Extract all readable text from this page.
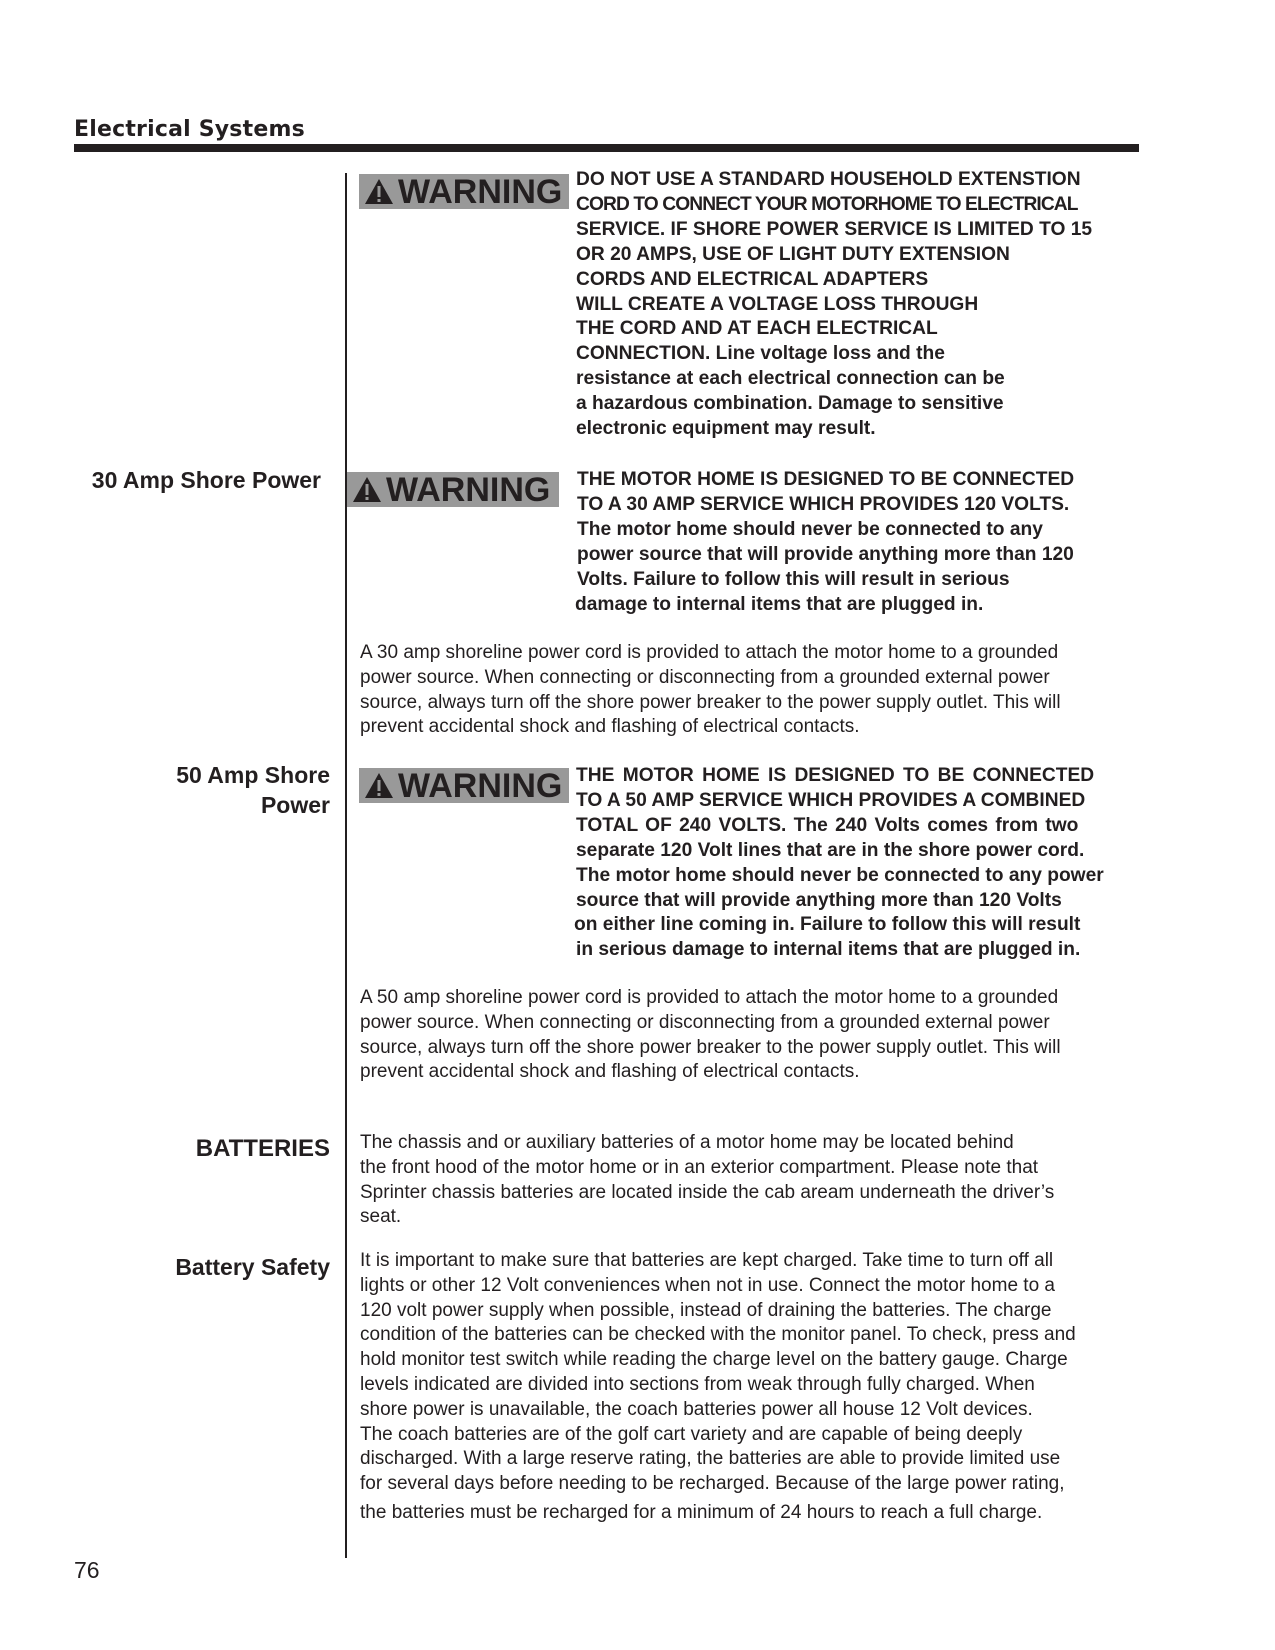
Electrical Systems
WARNING DO NOT USE A STANDARD HOUSEHOLD EXTENSTION
CORD TO CONNECT YOUR MOTORHOME TO ELECTRICAL
SERVICE. IF SHORE POWER SERVICE IS LIMITED TO 15
OR 20 AMPS, USE OF LIGHT DUTY EXTENSION
CORDS AND ELECTRICAL ADAPTERS
WILL CREATE A VOLTAGE LOSS THROUGH
THE CORD AND AT EACH ELECTRICAL
CONNECTION. Line voltage loss and the
resistance at each electrical connection can be
a hazardous combination. Damage to sensitive
electronic equipment may result.
30 Amp Shore Power WARNING THE MOTOR HOME IS DESIGNED TO BE CONNECTED
TO A 30 AMP SERVICE WHICH PROVIDES 120 VOLTS.
The motor home should never be connected to any
power source that will provide anything more than 120
Volts. Failure to follow this will result in serious
damage to internal items that are plugged in.
A 30 amp shoreline power cord is provided to attach the motor home to a grounded
power source. When connecting or disconnecting from a grounded external power
source, always turn off the shore power breaker to the power supply outlet. This will
prevent accidental shock and flashing of electrical contacts.
50 Amp Shore
Power
WARNING THE MOTOR HOME IS DESIGNED TO BE CONNECTED
TO A 50 AMP SERVICE WHICH PROVIDES A COMBINED
TOTAL OF 240 VOLTS. The 240 Volts comes from two
separate 120 Volt lines that are in the shore power cord.
The motor home should never be connected to any power
source that will provide anything more than 120 Volts
on either line coming in. Failure to follow this will result
in serious damage to internal items that are plugged in.
A 50 amp shoreline power cord is provided to attach the motor home to a grounded
power source. When connecting or disconnecting from a grounded external power
source, always turn off the shore power breaker to the power supply outlet. This will
prevent accidental shock and flashing of electrical contacts.
BATTERIES The chassis and or auxiliary batteries of a motor home may be located behind
the front hood of the motor home or in an exterior compartment. Please note that
Sprinter chassis batteries are located inside the cab aream underneath the driver’s
seat.
Battery Safety It is important to make sure that batteries are kept charged. Take time to turn off all
lights or other 12 Volt conveniences when not in use. Connect the motor home to a
120 volt power supply when possible, instead of draining the batteries. The charge
condition of the batteries can be checked with the monitor panel. To check, press and
hold monitor test switch while reading the charge level on the battery gauge. Charge
levels indicated are divided into sections from weak through fully charged. When
shore power is unavailable, the coach batteries power all house 12 Volt devices.
The coach batteries are of the golf cart variety and are capable of being deeply
discharged. With a large reserve rating, the batteries are able to provide limited use
for several days before needing to be recharged. Because of the large power rating,
the batteries must be recharged for a minimum of 24 hours to reach a full charge.
76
========
Exercise prompt: In the records above, how many lines contain the string "DESIGNED"? State that number only.

Completed exercise: 2